• [TASK REQUIREMENTS]: Restate the records that follow word for word; no pictures should appear.
* START SUPPLIED RECORDS *
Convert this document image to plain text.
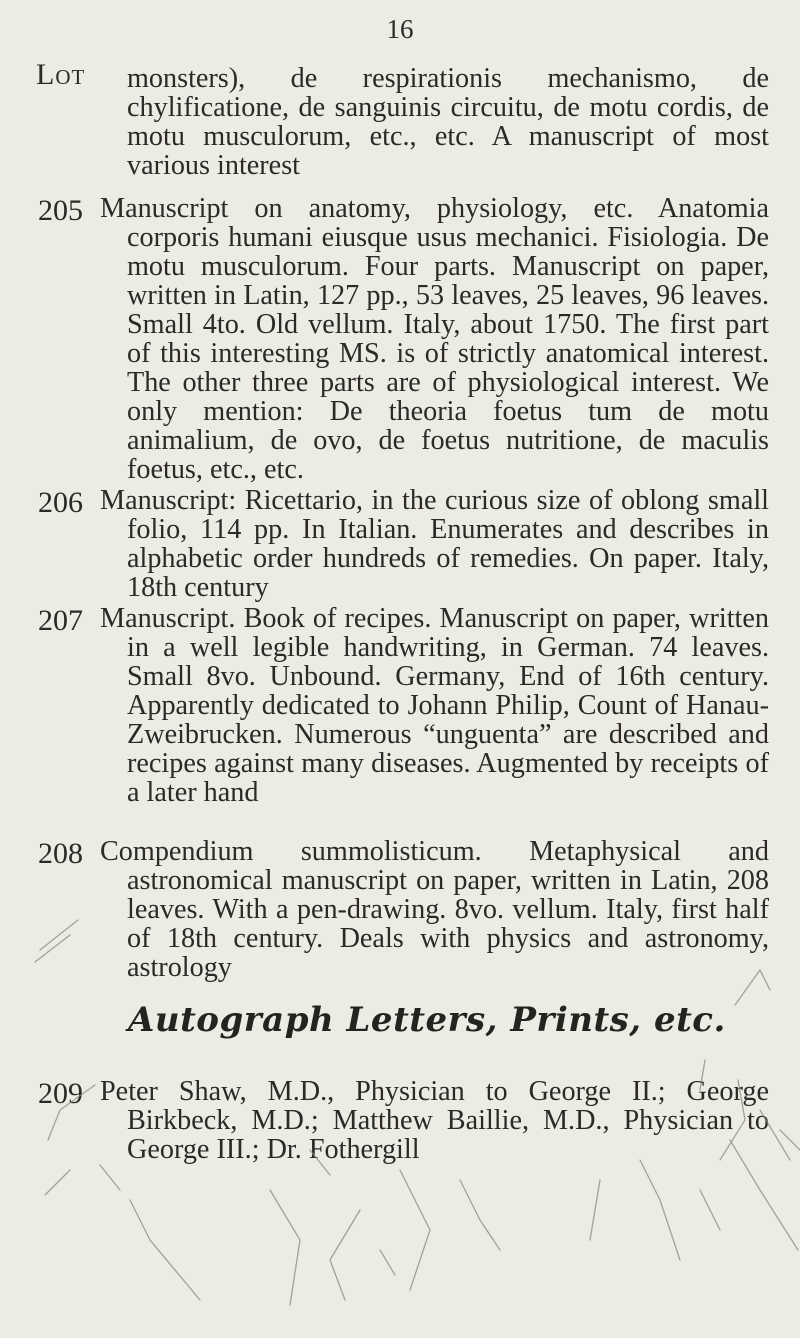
16
Lot	monsters), de respirationis mechanismo, de chylificatione, de sanguinis circuitu, de motu cordis, de motu musculorum, etc., etc. A manuscript of most various interest
205 Manuscript on anatomy, physiology, etc. Anatomia corporis humani eiusque usus mechanici. Fisiologia. De motu musculorum. Four parts. Manuscript on paper, written in Latin, 127 pp., 53 leaves, 25 leaves, 96 leaves. Small 4to. Old vellum. Italy, about 1750. The first part of this interesting MS. is of strictly anatomical interest. The other three parts are of physiological interest. We only mention: De theoria foetus tum de motu animalium, de ovo, de foetus nutritione, de maculis foetus, etc., etc.
206 Manuscript: Ricettario, in the curious size of oblong small folio, 114 pp. In Italian. Enumerates and describes in alphabetic order hundreds of remedies. On paper. Italy, 18th century
207 Manuscript. Book of recipes. Manuscript on paper, written in a well legible handwriting, in German. 74 leaves. Small 8vo. Unbound. Germany, End of 16th century. Apparently dedicated to Johann Philip, Count of Hanau-Zweibrucken. Numerous “unguenta” are described and recipes against many diseases. Augmented by receipts of a later hand
208 Compendium summolisticum. Metaphysical and astronomical manuscript on paper, written in Latin, 208 leaves. With a pen-drawing. 8vo. vellum. Italy, first half of 18th century. Deals with physics and astronomy, astrology
Autograph Letters, Prints, etc.
209 Peter Shaw, M.D., Physician to George II.; George Birkbeck, M.D.; Matthew Baillie, M.D., Physician to George III.; Dr. Fothergill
* END SUPPLIED RECORDS *
• [PROBLEM SOLUTION]:
Convert this document image to plain text.
16
Lot	monsters), de respirationis mechanismo, de chylificatione, de sanguinis circuitu, de motu cordis, de motu musculorum, etc., etc. A manuscript of most various interest
205 Manuscript on anatomy, physiology, etc. Anatomia corporis humani eiusque usus mechanici. Fisiologia. De motu musculorum. Four parts. Manuscript on paper, written in Latin, 127 pp., 53 leaves, 25 leaves, 96 leaves. Small 4to. Old vellum. Italy, about 1750. The first part of this interesting MS. is of strictly anatomical interest. The other three parts are of physiological interest. We only mention: De theoria foetus tum de motu animalium, de ovo, de foetus nutritione, de maculis foetus, etc., etc.
206 Manuscript: Ricettario, in the curious size of oblong small folio, 114 pp. In Italian. Enumerates and describes in alphabetic order hundreds of remedies. On paper. Italy, 18th century
207 Manuscript. Book of recipes. Manuscript on paper, written in a well legible handwriting, in German. 74 leaves. Small 8vo. Unbound. Germany, End of 16th century. Apparently dedicated to Johann Philip, Count of Hanau-Zweibrucken. Numerous “unguenta” are described and recipes against many diseases. Augmented by receipts of a later hand
208 Compendium summolisticum. Metaphysical and astronomical manuscript on paper, written in Latin, 208 leaves. With a pen-drawing. 8vo. vellum. Italy, first half of 18th century. Deals with physics and astronomy, astrology
Autograph Letters, Prints, etc.
209 Peter Shaw, M.D., Physician to George II.; George Birkbeck, M.D.; Matthew Baillie, M.D., Physician to George III.; Dr. Fothergill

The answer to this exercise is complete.